BLOC DE TEXTE:
┄┄┄┄┄┄┄┄┄┄┄┄┄┄┄┄┄┄┄┄
Lors d'une conférence de presse en ligne organisée à la fin de son séjour dans le pays, Michelle Bachelet a rappelé que sa visite, dont la presse étrangère était exclue, ne constituait «pas une enquête». Selon l'ex-présidente chilienne âgée de 70 ans, ce séjour de six jours lui a cependant permis de parler avec «franchise» aux dirigeants communistes de la répression menée au Xinjiang (nord-ouest) au nom de l'antiterrorisme.
Cette région chinoise a longtemps été le théâtre d'attentats sanglants visant des civils et commis, selon les autorités, par des séparatistes et islamistes ouïghours - le principal groupe ethnique de la région. Le Xinjiang fait ainsi l'objet depuis quelques années d'une surveillance draconienne. Des études occidentales accusent Pékin d'avoir interné plus d'un million de Ouïghours et de membres d'autres groupes ethniques musulmans dans des «camps de rééducation», voire d'imposer du «travail forcé» ou des «stérilisations forcées».
Les Etats-Unis évoquent un «génocide» et ont exprimé samedi leur «préoccupation» quant aux «efforts» de Pékin «pour restreindre et manipuler ce déplacement», a déclaré le Secrétaire d'Etat américain Antony Blinken. Il s'est dit «troublé par des informations selon lesquelles les habitants du Xinjiang ont été avertis de ne pas se plaindre ou de parler ouvertement des conditions dans la région.»
La Chine dénonce des rapports biaisés et parle de «centres de formation professionnelle» destinés à développer l'emploi et à éradiquer l'extrémisme. Elle dément toute «stérilisation forcée», disant uniquement appliquer la politique nationale de limitation des naissances. Des associations de défense des droits humains et des membres de la diaspora ouïghoure accusent Pékin d'avoir pris dans les mailles de sa campagne antiterroriste des personnes n'ayant commis aucun crime.
┄┄┄┄┄┄┄┄┄┄┄┄┄┄┄┄┄┄┄┄
CONSIGNE A:
Recopiez intégralement, sans aucune modification, le texte ci-dessus sur la visite de Michelle Bachelet en Chine.
┄┄┄┄┄┄┄┄┄┄┄┄┄┄┄┄┄┄┄┄
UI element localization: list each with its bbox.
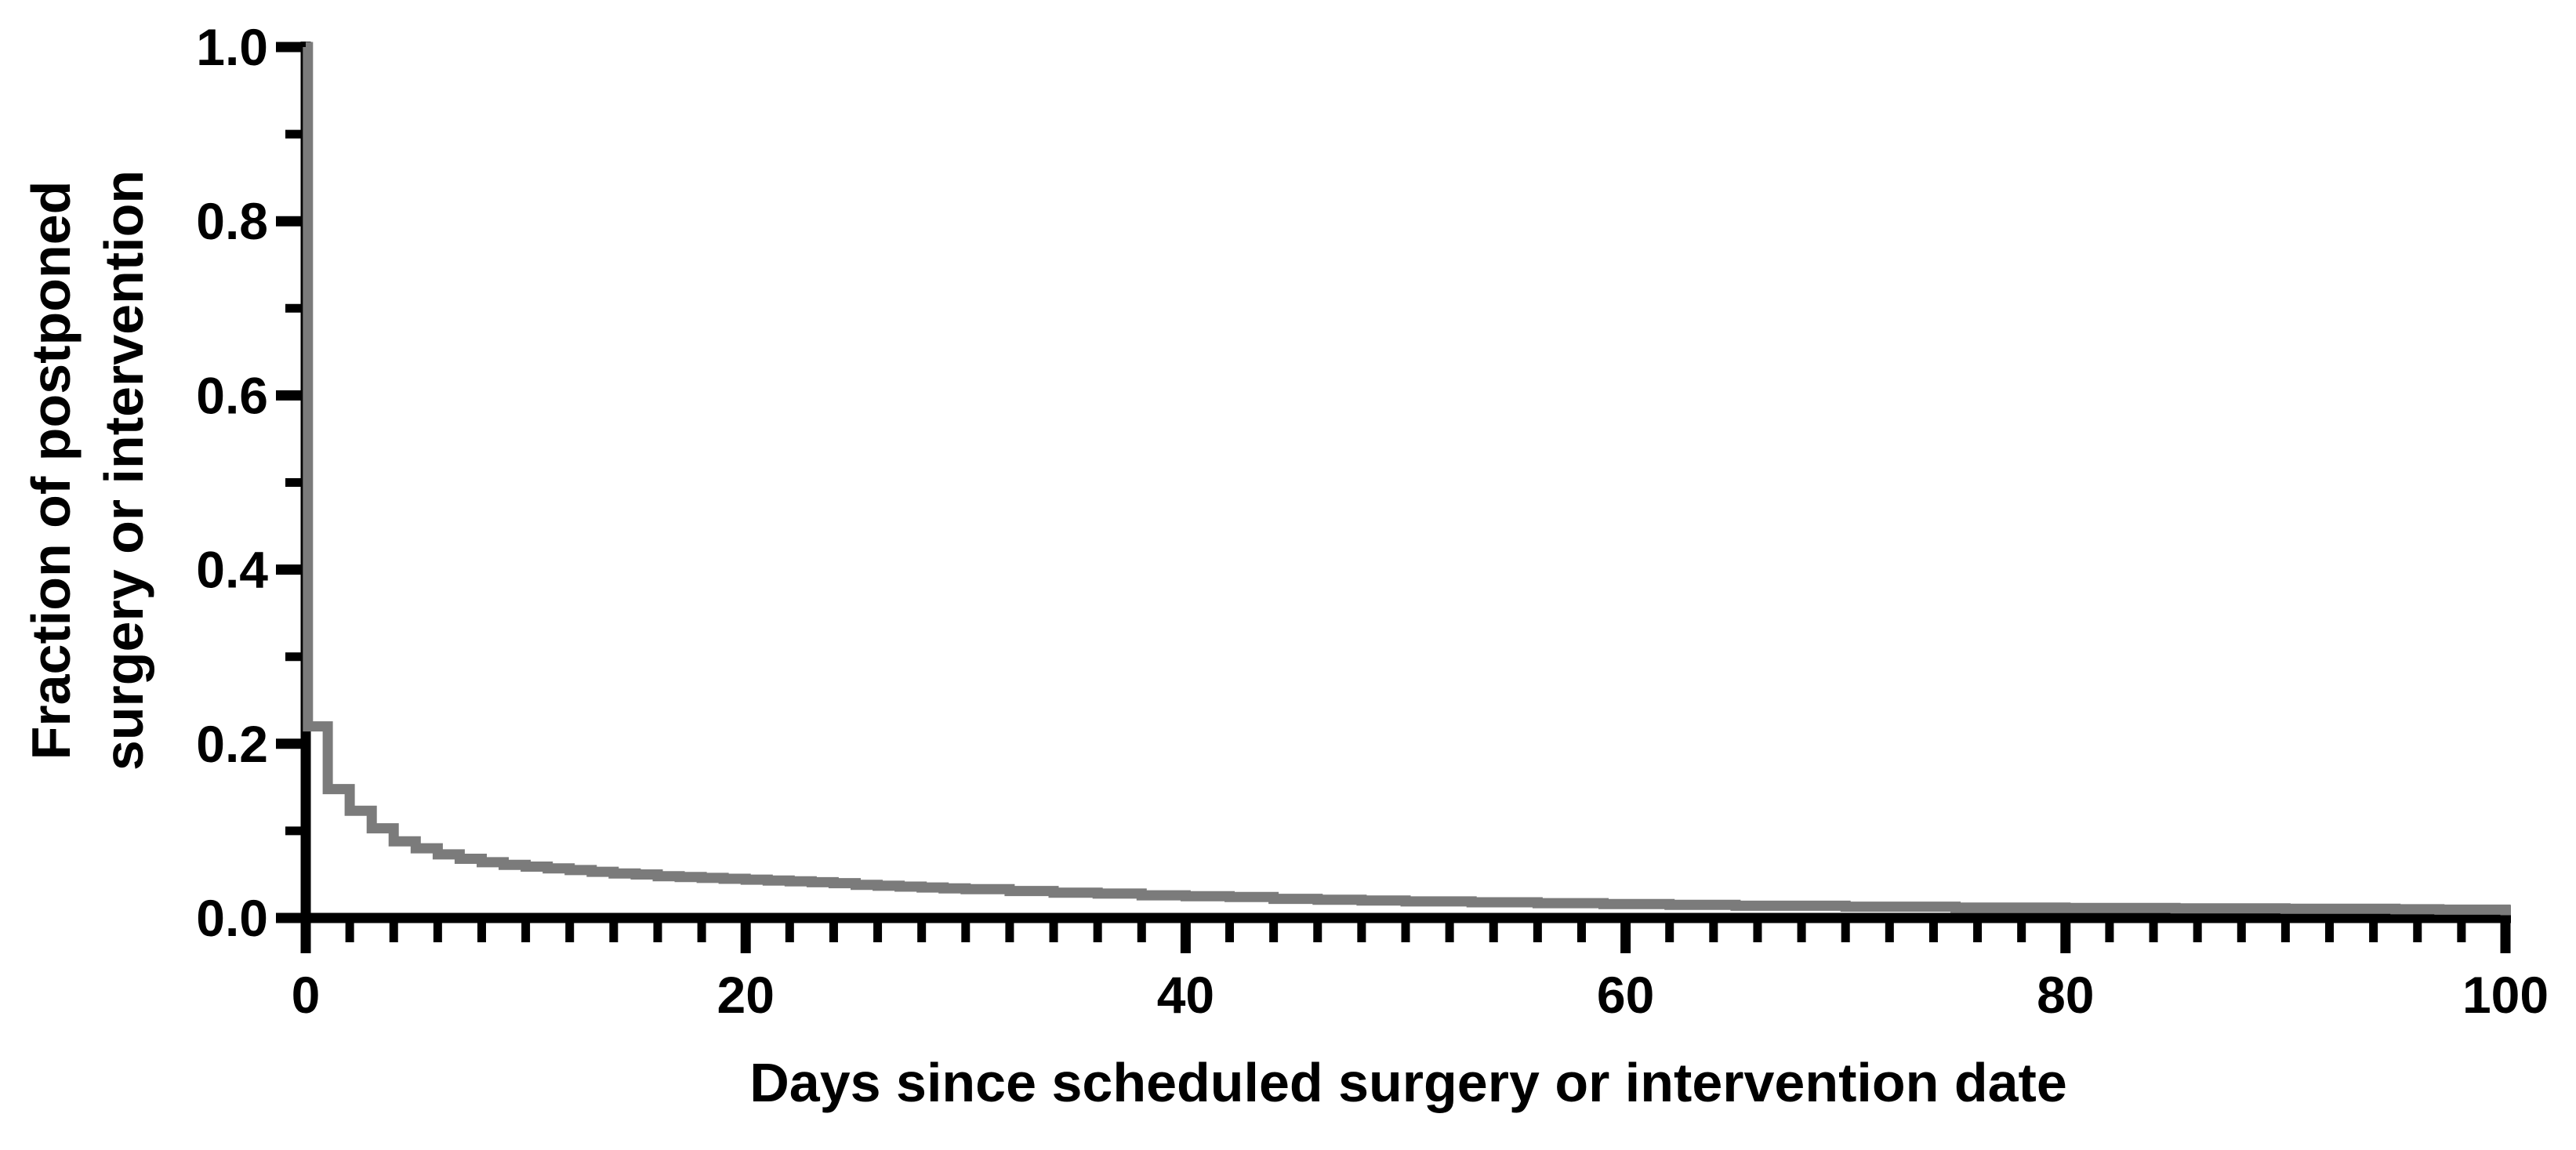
y-tick-label: 0.4 [196, 541, 268, 599]
y-tick-label: 1.0 [196, 18, 268, 76]
y-tick-label: 0.6 [196, 366, 268, 424]
y-tick-label: 0.8 [196, 192, 268, 250]
y-tick-label: 0.0 [196, 889, 268, 947]
x-tick-label: 80 [2037, 966, 2094, 1024]
x-tick-label: 60 [1597, 966, 1654, 1024]
x-axis-title: Days since scheduled surgery or interven… [749, 1052, 2067, 1113]
y-axis-title-line1: Fraction of postponed [20, 180, 82, 760]
x-tick-label: 20 [717, 966, 774, 1024]
x-tick-label: 100 [2462, 966, 2549, 1024]
x-tick-label: 40 [1157, 966, 1214, 1024]
y-axis-title: Fraction of postponed surgery or interve… [15, 170, 161, 771]
y-axis-title-line2: surgery or intervention [93, 169, 154, 771]
x-tick-label: 0 [292, 966, 321, 1024]
survival-curve [303, 42, 2511, 916]
y-tick-label: 0.2 [196, 715, 268, 773]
┄┄┄┄┄┄┄┄┄┄┄┄┄┄┄┄┄┄┄┄
CONSIGNE B:
Extrayez à l'identique toutes les lignes qui suivent le texte, en laissant l'image de côté.

RÉSULTAT ATTENDU A:
Lors d'une conférence de presse en ligne organisée à la fin de son séjour dans le pays, Michelle Bachelet a rappelé que sa visite, dont la presse étrangère était exclue, ne constituait «pas une enquête». Selon l'ex-présidente chilienne âgée de 70 ans, ce séjour de six jours lui a cependant permis de parler avec «franchise» aux dirigeants communistes de la répression menée au Xinjiang (nord-ouest) au nom de l'antiterrorisme.
Cette région chinoise a longtemps été le théâtre d'attentats sanglants visant des civils et commis, selon les autorités, par des séparatistes et islamistes ouïghours - le principal groupe ethnique de la région. Le Xinjiang fait ainsi l'objet depuis quelques années d'une surveillance draconienne. Des études occidentales accusent Pékin d'avoir interné plus d'un million de Ouïghours et de membres d'autres groupes ethniques musulmans dans des «camps de rééducation», voire d'imposer du «travail forcé» ou des «stérilisations forcées».
Les Etats-Unis évoquent un «génocide» et ont exprimé samedi leur «préoccupation» quant aux «efforts» de Pékin «pour restreindre et manipuler ce déplacement», a déclaré le Secrétaire d'Etat américain Antony Blinken. Il s'est dit «troublé par des informations selon lesquelles les habitants du Xinjiang ont été avertis de ne pas se plaindre ou de parler ouvertement des conditions dans la région.»
La Chine dénonce des rapports biaisés et parle de «centres de formation professionnelle» destinés à développer l'emploi et à éradiquer l'extrémisme. Elle dément toute «stérilisation forcée», disant uniquement appliquer la politique nationale de limitation des naissances. Des associations de défense des droits humains et des membres de la diaspora ouïghoure accusent Pékin d'avoir pris dans les mailles de sa campagne antiterroriste des personnes n'ayant commis aucun crime.

RÉSULTAT ATTENDU B:
UI element localization: list each with its bbox.
y-tick-label: 0.4 [196, 541, 268, 599]
y-tick-label: 1.0 [196, 18, 268, 76]
y-tick-label: 0.6 [196, 366, 268, 424]
y-tick-label: 0.8 [196, 192, 268, 250]
y-tick-label: 0.0 [196, 889, 268, 947]
x-tick-label: 80 [2037, 966, 2094, 1024]
x-tick-label: 60 [1597, 966, 1654, 1024]
x-axis-title: Days since scheduled surgery or interven… [749, 1052, 2067, 1113]
y-axis-title-line1: Fraction of postponed [20, 180, 82, 760]
x-tick-label: 20 [717, 966, 774, 1024]
x-tick-label: 100 [2462, 966, 2549, 1024]
x-tick-label: 40 [1157, 966, 1214, 1024]
y-axis-title: Fraction of postponed surgery or interve… [15, 170, 161, 771]
y-axis-title-line2: surgery or intervention [93, 169, 154, 771]
x-tick-label: 0 [292, 966, 321, 1024]
survival-curve [303, 42, 2511, 916]
y-tick-label: 0.2 [196, 715, 268, 773]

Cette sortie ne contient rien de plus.